### Exercise task
Copy out all lines with the word "this" in them.

++++++++++

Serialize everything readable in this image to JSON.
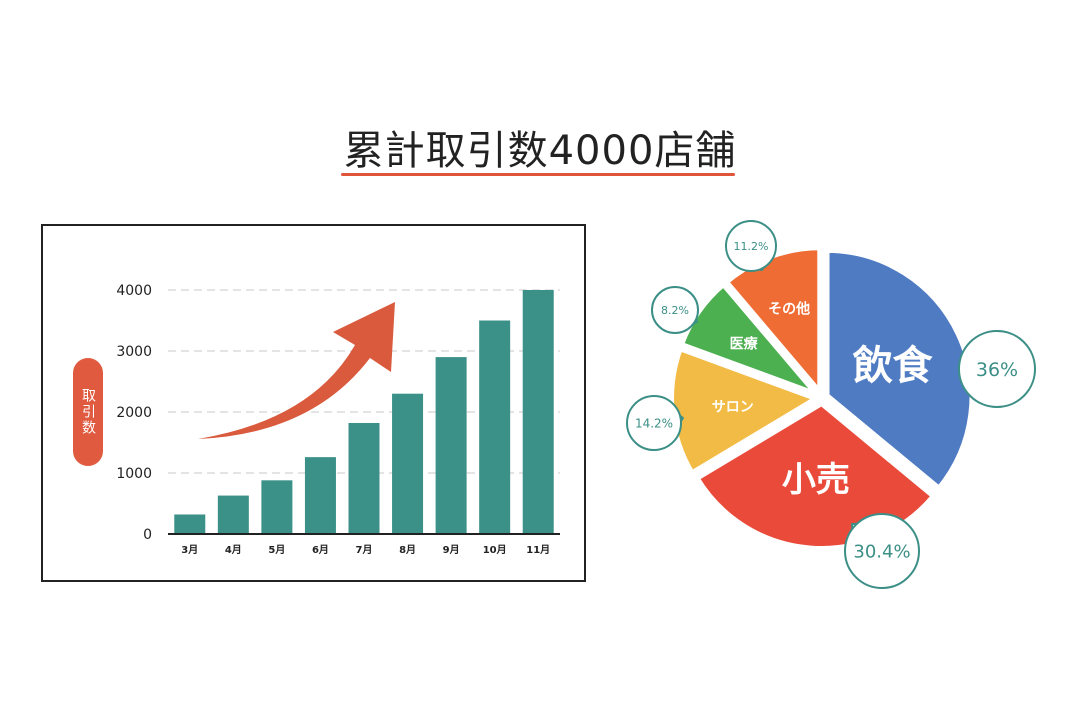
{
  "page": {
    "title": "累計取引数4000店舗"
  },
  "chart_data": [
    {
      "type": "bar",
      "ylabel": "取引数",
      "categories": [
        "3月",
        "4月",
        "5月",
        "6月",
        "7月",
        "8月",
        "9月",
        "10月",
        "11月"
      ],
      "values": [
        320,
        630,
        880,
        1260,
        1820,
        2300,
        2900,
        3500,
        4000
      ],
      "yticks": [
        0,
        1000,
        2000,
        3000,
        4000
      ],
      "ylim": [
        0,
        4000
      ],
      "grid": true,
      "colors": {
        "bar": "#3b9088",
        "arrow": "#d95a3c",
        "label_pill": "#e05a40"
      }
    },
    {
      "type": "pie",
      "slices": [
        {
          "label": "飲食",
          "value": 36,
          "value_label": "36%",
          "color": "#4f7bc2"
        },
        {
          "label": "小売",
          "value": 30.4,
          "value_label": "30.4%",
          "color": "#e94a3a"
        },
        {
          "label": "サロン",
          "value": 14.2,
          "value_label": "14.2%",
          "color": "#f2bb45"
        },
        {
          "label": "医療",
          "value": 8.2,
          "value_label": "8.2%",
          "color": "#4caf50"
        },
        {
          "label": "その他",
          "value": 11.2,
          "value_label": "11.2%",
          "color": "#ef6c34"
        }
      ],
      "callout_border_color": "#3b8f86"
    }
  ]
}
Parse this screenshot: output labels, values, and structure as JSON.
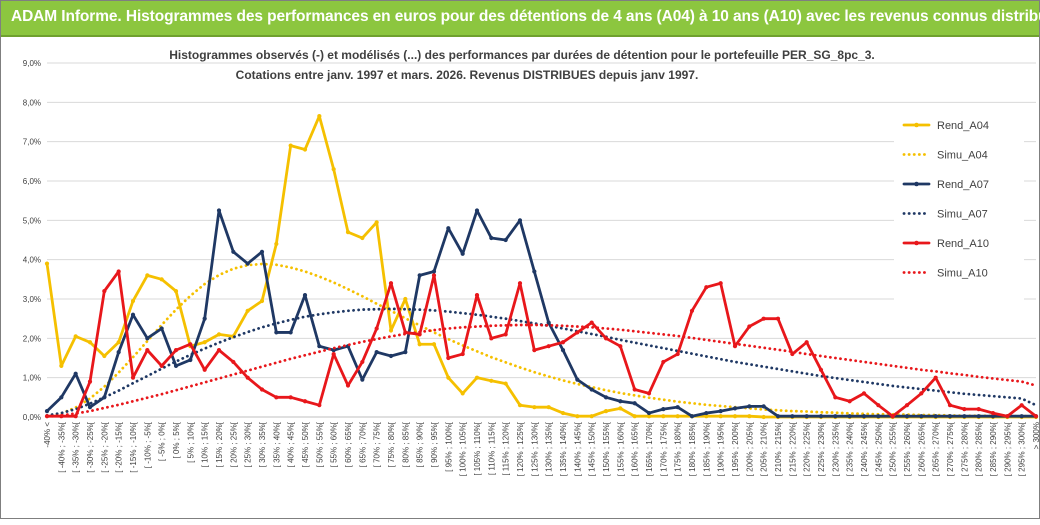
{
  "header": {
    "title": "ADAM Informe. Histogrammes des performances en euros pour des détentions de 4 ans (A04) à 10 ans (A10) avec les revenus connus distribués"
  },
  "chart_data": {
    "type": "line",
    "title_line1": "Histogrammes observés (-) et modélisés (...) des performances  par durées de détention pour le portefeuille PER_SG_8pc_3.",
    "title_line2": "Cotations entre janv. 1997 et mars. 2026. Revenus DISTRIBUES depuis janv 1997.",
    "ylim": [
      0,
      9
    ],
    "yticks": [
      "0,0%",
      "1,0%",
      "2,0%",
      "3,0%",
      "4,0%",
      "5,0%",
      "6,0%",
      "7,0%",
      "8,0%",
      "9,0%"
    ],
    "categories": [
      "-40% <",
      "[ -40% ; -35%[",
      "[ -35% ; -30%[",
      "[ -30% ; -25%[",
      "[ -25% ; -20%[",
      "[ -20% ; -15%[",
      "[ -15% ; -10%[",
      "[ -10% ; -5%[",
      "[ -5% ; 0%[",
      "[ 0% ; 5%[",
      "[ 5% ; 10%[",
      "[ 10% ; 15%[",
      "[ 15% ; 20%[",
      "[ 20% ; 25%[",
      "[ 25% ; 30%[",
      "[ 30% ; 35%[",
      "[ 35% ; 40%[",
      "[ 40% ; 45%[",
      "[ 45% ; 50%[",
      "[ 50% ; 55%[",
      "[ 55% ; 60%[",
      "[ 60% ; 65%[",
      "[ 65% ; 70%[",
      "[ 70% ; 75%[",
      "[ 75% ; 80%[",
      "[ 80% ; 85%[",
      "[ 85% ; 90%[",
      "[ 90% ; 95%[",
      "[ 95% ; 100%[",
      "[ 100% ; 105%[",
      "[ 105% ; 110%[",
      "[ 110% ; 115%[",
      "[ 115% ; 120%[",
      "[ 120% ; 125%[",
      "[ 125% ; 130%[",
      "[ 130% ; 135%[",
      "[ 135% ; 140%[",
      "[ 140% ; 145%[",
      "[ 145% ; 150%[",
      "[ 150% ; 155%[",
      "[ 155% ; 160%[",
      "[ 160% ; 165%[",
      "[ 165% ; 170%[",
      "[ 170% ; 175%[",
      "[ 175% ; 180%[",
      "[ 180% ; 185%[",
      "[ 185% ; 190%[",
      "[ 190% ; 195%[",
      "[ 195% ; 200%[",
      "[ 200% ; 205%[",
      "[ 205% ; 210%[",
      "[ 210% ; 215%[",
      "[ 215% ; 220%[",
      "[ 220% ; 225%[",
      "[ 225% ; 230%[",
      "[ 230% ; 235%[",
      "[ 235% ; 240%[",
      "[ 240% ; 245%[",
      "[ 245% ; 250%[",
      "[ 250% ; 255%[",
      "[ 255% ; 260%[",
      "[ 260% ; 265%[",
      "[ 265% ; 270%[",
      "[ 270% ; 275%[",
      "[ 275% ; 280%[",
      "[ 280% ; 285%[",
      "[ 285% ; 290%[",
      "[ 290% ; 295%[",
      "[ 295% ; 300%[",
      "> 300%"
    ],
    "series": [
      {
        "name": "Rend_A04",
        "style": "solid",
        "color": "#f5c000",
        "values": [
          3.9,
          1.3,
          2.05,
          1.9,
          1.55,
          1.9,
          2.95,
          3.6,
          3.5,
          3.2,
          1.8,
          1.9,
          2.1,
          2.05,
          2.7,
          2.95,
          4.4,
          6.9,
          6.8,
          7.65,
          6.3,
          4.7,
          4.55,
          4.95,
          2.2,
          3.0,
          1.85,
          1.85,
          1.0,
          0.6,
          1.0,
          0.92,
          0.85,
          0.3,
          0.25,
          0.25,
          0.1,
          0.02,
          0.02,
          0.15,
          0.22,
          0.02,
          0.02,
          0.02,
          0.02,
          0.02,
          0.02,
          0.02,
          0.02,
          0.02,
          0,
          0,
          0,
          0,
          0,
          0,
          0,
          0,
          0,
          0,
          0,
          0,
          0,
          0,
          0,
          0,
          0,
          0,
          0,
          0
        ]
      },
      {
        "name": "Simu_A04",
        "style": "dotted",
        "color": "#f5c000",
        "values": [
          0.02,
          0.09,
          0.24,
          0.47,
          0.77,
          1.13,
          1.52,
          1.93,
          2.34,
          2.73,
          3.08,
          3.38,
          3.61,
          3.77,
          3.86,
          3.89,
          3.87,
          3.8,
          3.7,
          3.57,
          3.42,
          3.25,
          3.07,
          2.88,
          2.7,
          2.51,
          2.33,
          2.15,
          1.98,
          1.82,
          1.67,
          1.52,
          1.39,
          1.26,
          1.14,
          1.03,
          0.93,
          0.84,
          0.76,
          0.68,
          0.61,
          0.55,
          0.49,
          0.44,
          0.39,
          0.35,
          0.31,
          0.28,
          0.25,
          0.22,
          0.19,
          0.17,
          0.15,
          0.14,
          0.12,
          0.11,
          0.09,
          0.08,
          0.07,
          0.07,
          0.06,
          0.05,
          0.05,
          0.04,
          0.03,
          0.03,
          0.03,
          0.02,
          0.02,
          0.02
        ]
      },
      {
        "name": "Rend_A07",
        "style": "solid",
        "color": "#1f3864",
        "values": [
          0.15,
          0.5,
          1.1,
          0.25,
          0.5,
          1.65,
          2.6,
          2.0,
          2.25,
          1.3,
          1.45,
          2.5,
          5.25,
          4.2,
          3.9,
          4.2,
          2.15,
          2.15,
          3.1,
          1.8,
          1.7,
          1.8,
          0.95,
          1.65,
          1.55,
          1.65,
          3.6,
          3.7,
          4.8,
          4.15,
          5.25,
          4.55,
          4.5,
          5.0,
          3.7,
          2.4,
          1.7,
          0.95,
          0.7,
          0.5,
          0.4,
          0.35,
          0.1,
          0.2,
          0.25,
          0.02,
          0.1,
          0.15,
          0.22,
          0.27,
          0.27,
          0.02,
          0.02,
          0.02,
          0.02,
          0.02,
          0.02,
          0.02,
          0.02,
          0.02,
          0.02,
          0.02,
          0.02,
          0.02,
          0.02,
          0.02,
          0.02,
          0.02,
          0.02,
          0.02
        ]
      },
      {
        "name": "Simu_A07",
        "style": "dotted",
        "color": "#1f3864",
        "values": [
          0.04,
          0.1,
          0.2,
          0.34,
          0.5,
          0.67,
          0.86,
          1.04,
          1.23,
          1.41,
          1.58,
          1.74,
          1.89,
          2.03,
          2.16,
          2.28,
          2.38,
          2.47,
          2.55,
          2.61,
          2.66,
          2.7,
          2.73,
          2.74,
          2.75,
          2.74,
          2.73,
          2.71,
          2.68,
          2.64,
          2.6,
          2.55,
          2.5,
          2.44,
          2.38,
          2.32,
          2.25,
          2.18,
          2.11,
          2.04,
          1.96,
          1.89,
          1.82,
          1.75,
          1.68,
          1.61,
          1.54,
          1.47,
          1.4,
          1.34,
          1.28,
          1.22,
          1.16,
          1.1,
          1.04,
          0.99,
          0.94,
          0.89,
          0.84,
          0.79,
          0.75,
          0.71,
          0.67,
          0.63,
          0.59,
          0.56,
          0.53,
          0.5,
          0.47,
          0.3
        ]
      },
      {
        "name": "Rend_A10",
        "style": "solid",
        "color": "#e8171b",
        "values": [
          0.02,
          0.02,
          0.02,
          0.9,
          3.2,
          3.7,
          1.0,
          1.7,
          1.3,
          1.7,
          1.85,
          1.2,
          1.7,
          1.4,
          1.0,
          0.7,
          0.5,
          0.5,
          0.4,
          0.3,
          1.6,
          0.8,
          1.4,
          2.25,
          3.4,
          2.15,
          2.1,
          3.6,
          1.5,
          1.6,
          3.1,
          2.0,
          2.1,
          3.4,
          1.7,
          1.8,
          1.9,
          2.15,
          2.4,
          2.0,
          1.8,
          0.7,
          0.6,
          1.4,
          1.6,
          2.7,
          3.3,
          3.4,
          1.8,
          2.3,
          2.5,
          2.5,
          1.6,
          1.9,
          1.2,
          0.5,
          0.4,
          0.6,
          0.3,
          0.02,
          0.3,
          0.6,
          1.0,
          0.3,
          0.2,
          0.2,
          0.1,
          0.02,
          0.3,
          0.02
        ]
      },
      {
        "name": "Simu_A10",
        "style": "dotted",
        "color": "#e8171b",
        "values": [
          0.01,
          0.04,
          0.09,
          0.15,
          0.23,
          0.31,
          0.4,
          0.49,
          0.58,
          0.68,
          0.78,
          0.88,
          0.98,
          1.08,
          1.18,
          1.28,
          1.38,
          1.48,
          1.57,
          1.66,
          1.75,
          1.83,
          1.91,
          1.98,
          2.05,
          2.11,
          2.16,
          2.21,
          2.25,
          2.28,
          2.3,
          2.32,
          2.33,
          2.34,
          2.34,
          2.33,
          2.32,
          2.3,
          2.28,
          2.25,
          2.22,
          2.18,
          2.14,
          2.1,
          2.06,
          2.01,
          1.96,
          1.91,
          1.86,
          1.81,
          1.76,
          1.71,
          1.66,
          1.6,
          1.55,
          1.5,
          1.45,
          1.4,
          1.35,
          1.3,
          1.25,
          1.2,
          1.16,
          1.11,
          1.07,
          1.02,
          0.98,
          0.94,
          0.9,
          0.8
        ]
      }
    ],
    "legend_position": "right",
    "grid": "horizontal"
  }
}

++++++++++

### Finished answer
Serialize everything readable in this image to JSON.
Parse this screenshot: output labels, values, and structure as JSON.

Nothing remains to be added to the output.